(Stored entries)
────────
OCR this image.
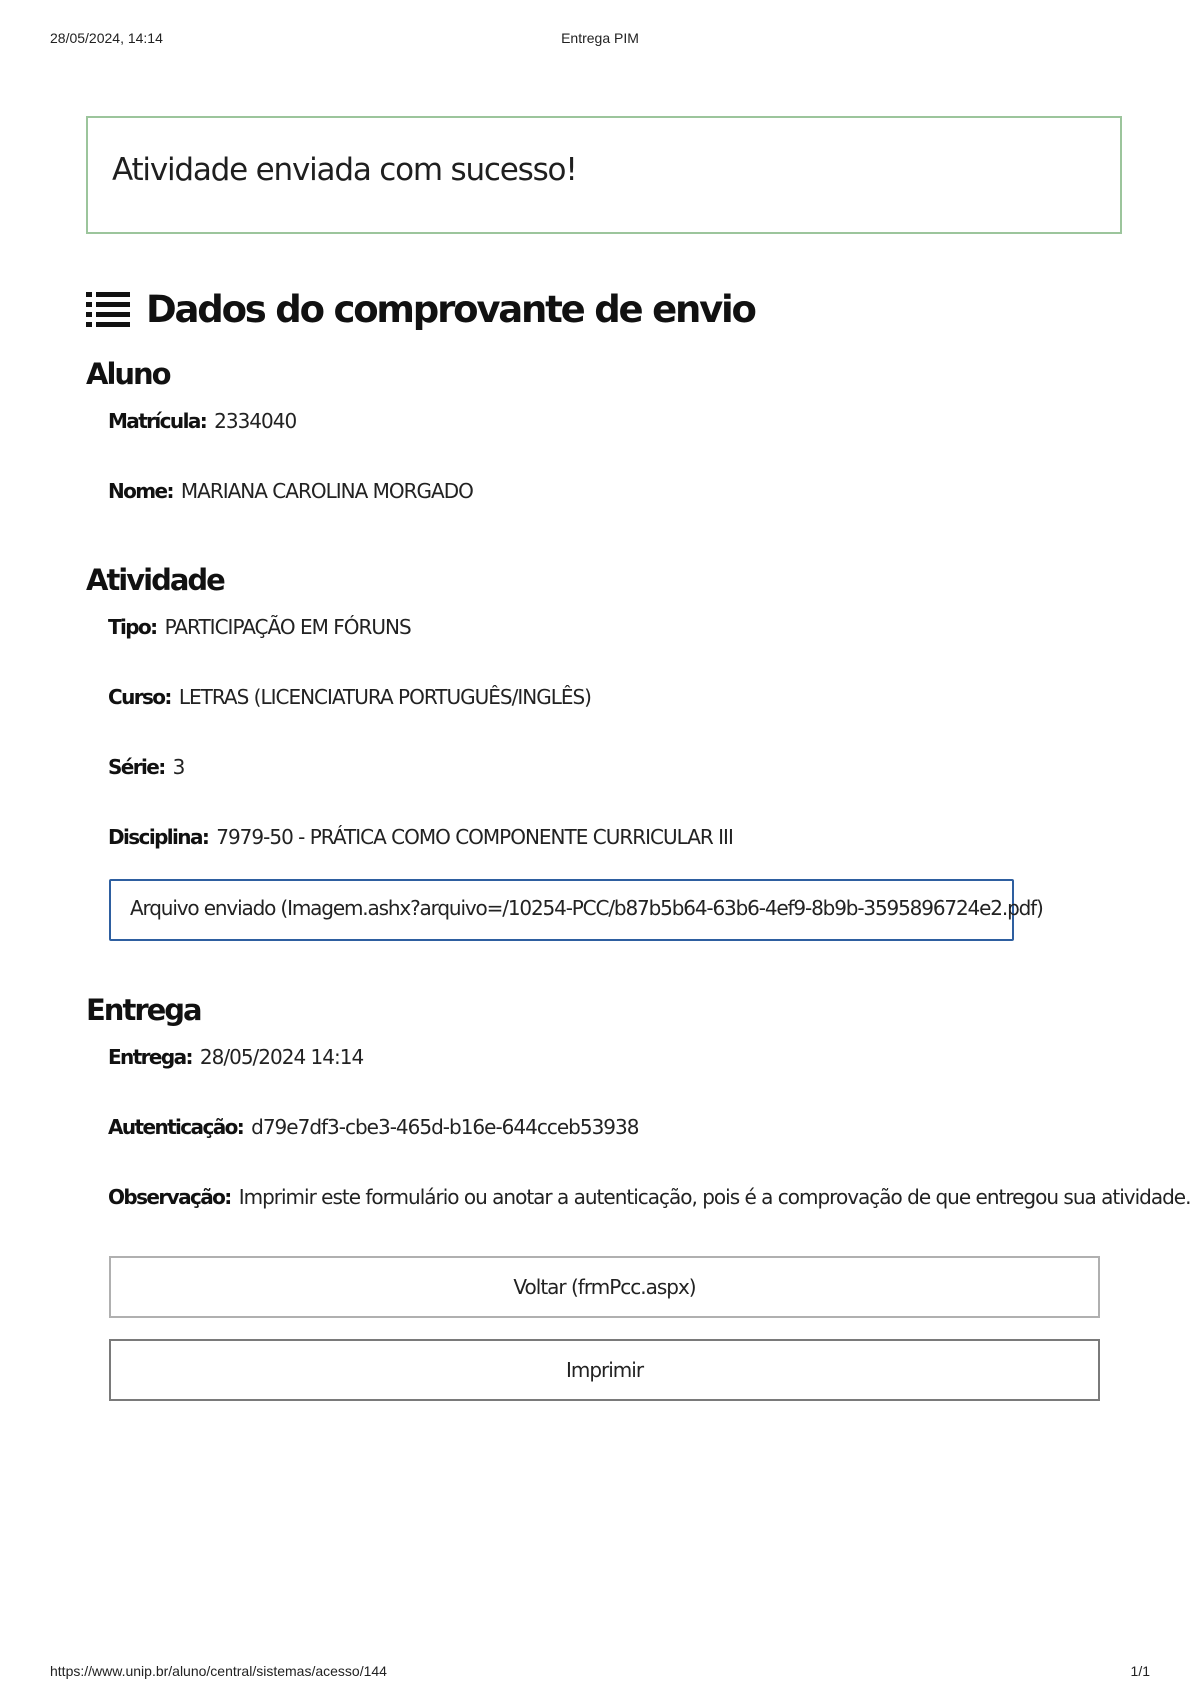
28/05/2024, 14:14	Entrega PIM
Atividade enviada com sucesso!
Dados do comprovante de envio
Aluno
Matrícula: 2334040
Nome: MARIANA CAROLINA MORGADO
Atividade
Tipo: PARTICIPAÇÃO EM FÓRUNS
Curso: LETRAS (LICENCIATURA PORTUGUÊS/INGLÊS)
Série: 3
Disciplina: 7979-50 - PRÁTICA COMO COMPONENTE CURRICULAR III
Arquivo enviado (Imagem.ashx?arquivo=/10254-PCC/b87b5b64-63b6-4ef9-8b9b-3595896724e2.pdf)
Entrega
Entrega: 28/05/2024 14:14
Autenticação: d79e7df3-cbe3-465d-b16e-644cceb53938
Observação: Imprimir este formulário ou anotar a autenticação, pois é a comprovação de que entregou sua atividade.
Voltar (frmPcc.aspx)
Imprimir
https://www.unip.br/aluno/central/sistemas/acesso/144	1/1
────────
== JOB ==
Quote the full listing above word for word; exclude every picture from the copy.

== RESULT FOR THIS TASK ==
OCR this image.
28/05/2024, 14:14	Entrega PIM
Atividade enviada com sucesso!
Dados do comprovante de envio
Aluno
Matrícula: 2334040
Nome: MARIANA CAROLINA MORGADO
Atividade
Tipo: PARTICIPAÇÃO EM FÓRUNS
Curso: LETRAS (LICENCIATURA PORTUGUÊS/INGLÊS)
Série: 3
Disciplina: 7979-50 - PRÁTICA COMO COMPONENTE CURRICULAR III
Arquivo enviado (Imagem.ashx?arquivo=/10254-PCC/b87b5b64-63b6-4ef9-8b9b-3595896724e2.pdf)
Entrega
Entrega: 28/05/2024 14:14
Autenticação: d79e7df3-cbe3-465d-b16e-644cceb53938
Observação: Imprimir este formulário ou anotar a autenticação, pois é a comprovação de que entregou sua atividade.
Voltar (frmPcc.aspx)
Imprimir
https://www.unip.br/aluno/central/sistemas/acesso/144	1/1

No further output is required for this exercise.